Instruction → Repeat each line of the material below exactly as it appears, minus any pictures.

Items →
━━━━━━━━━━━━━━━━━━━━━━━━━━━━━━
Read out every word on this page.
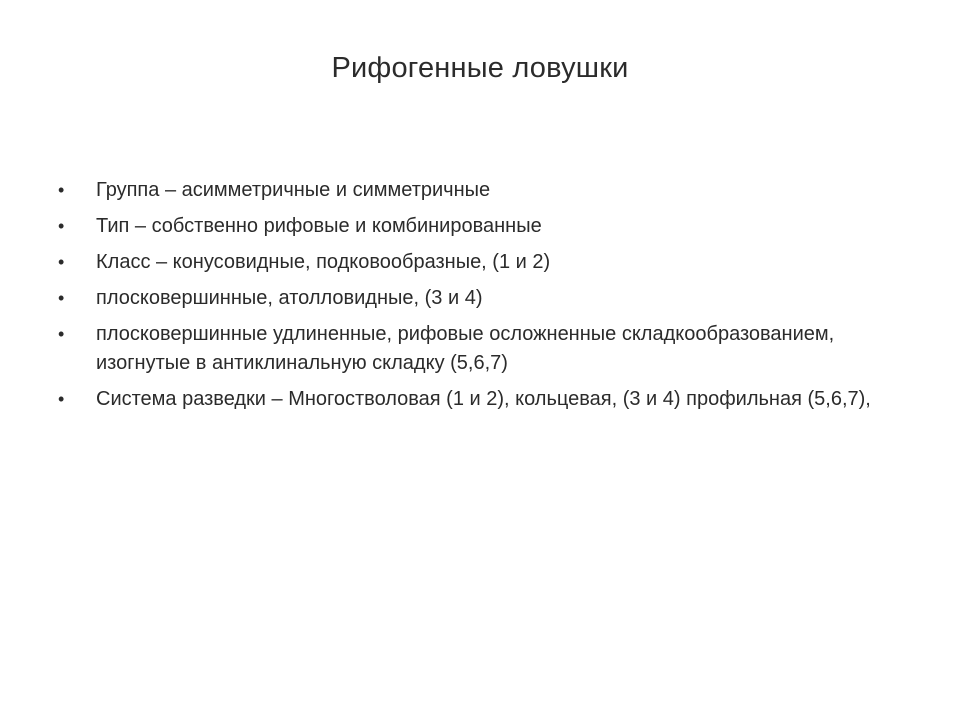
Рифогенные ловушки
•	Группа – асимметричные и симметричные
•	Тип – собственно рифовые и комбинированные
•	Класс – конусовидные, подковообразные, (1 и 2)
•	плосковершинные, атолловидные, (3 и 4)
•	плосковершинные удлиненные, рифовые осложненные складкообразованием, изогнутые в антиклинальную складку (5,6,7)
•	Система разведки – Многостволовая (1 и 2), кольцевая, (3 и 4) профильная (5,6,7),
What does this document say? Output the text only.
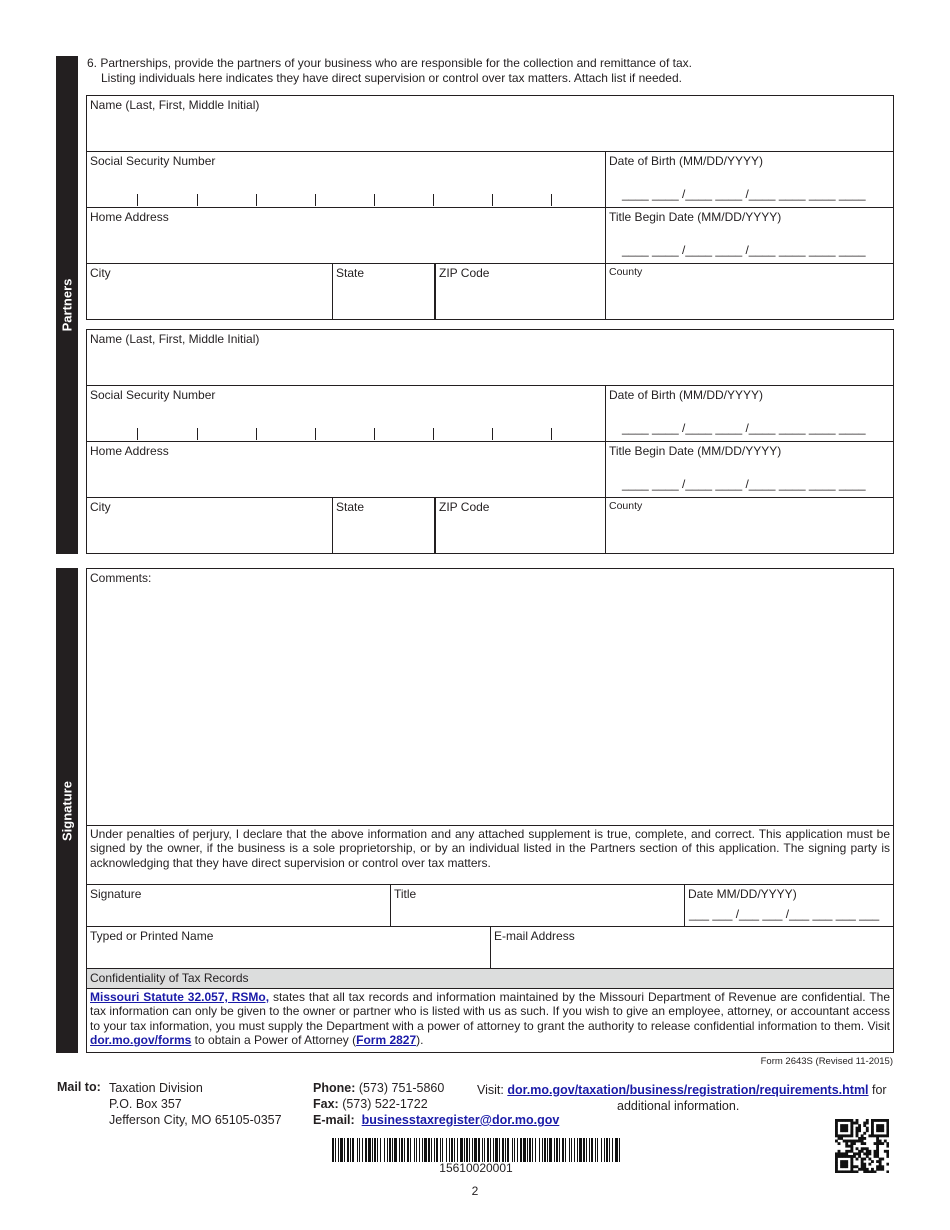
6. Partnerships, provide the partners of your business who are responsible for the collection and remittance of tax.
Listing individuals here indicates they have direct supervision or control over tax matters. Attach list if needed.
Partners
Name (Last, First, Middle Initial)
Social Security Number	Date of Birth (MM/DD/YYYY)
____ ____ /____ ____ /____ ____ ____ ____
Home Address	Title Begin Date (MM/DD/YYYY)
____ ____ /____ ____ /____ ____ ____ ____
City	State	ZIP Code	County
Name (Last, First, Middle Initial)
Social Security Number	Date of Birth (MM/DD/YYYY)
____ ____ /____ ____ /____ ____ ____ ____
Home Address	Title Begin Date (MM/DD/YYYY)
____ ____ /____ ____ /____ ____ ____ ____
City	State	ZIP Code	County
Signature
Comments:
Under penalties of perjury, I declare that the above information and any attached supplement is true, complete, and correct. This application must be signed by the owner, if the business is a sole proprietorship, or by an individual listed in the Partners section of this application. The signing party is acknowledging that they have direct supervision or control over tax matters.
Signature	Title	Date MM/DD/YYYY)
___ ___ /___ ___ /___ ___ ___ ___
Typed or Printed Name	E-mail Address
Confidentiality of Tax Records
Missouri Statute 32.057, RSMo, states that all tax records and information maintained by the Missouri Department of Revenue are confidential. The tax information can only be given to the owner or partner who is listed with us as such. If you wish to give an employee, attorney, or accountant access to your tax information, you must supply the Department with a power of attorney to grant the authority to release confidential information to them. Visit dor.mo.gov/forms to obtain a Power of Attorney (Form 2827).
Form 2643S (Revised 11-2015)
Mail to: Taxation Division
P.O. Box 357
Jefferson City, MO 65105-0357
Phone: (573) 751-5860
Fax: (573) 522-1722
E-mail: businesstaxregister@dor.mo.gov
Visit: dor.mo.gov/taxation/business/registration/requirements.html for
additional information.
15610020001
2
━━━━━━━━━━━━━━━━━━━━━━━━━━━━━━
Exercise answer →
Read out every word on this page.
Рифогенные ловушки
•	Группа – асимметричные и симметричные
•	Тип – собственно рифовые и комбинированные
•	Класс – конусовидные, подковообразные, (1 и 2)
•	плосковершинные, атолловидные, (3 и 4)
•	плосковершинные удлиненные, рифовые осложненные складкообразованием, изогнутые в антиклинальную складку (5,6,7)
•	Система разведки – Многостволовая (1 и 2), кольцевая, (3 и 4) профильная (5,6,7),
What does this document say? Output the text only.
6. Partnerships, provide the partners of your business who are responsible for the collection and remittance of tax.
Listing individuals here indicates they have direct supervision or control over tax matters. Attach list if needed.
Partners
Name (Last, First, Middle Initial)
Social Security Number	Date of Birth (MM/DD/YYYY)
____ ____ /____ ____ /____ ____ ____ ____
Home Address	Title Begin Date (MM/DD/YYYY)
____ ____ /____ ____ /____ ____ ____ ____
City	State	ZIP Code	County
Name (Last, First, Middle Initial)
Social Security Number	Date of Birth (MM/DD/YYYY)
____ ____ /____ ____ /____ ____ ____ ____
Home Address	Title Begin Date (MM/DD/YYYY)
____ ____ /____ ____ /____ ____ ____ ____
City	State	ZIP Code	County
Signature
Comments:
Under penalties of perjury, I declare that the above information and any attached supplement is true, complete, and correct. This application must be signed by the owner, if the business is a sole proprietorship, or by an individual listed in the Partners section of this application. The signing party is acknowledging that they have direct supervision or control over tax matters.
Signature	Title	Date MM/DD/YYYY)
___ ___ /___ ___ /___ ___ ___ ___
Typed or Printed Name	E-mail Address
Confidentiality of Tax Records
Missouri Statute 32.057, RSMo, states that all tax records and information maintained by the Missouri Department of Revenue are confidential. The tax information can only be given to the owner or partner who is listed with us as such. If you wish to give an employee, attorney, or accountant access to your tax information, you must supply the Department with a power of attorney to grant the authority to release confidential information to them. Visit dor.mo.gov/forms to obtain a Power of Attorney (Form 2827).
Form 2643S (Revised 11-2015)
Mail to: Taxation Division
P.O. Box 357
Jefferson City, MO 65105-0357
Phone: (573) 751-5860
Fax: (573) 522-1722
E-mail: businesstaxregister@dor.mo.gov
Visit: dor.mo.gov/taxation/business/registration/requirements.html for
additional information.
15610020001
2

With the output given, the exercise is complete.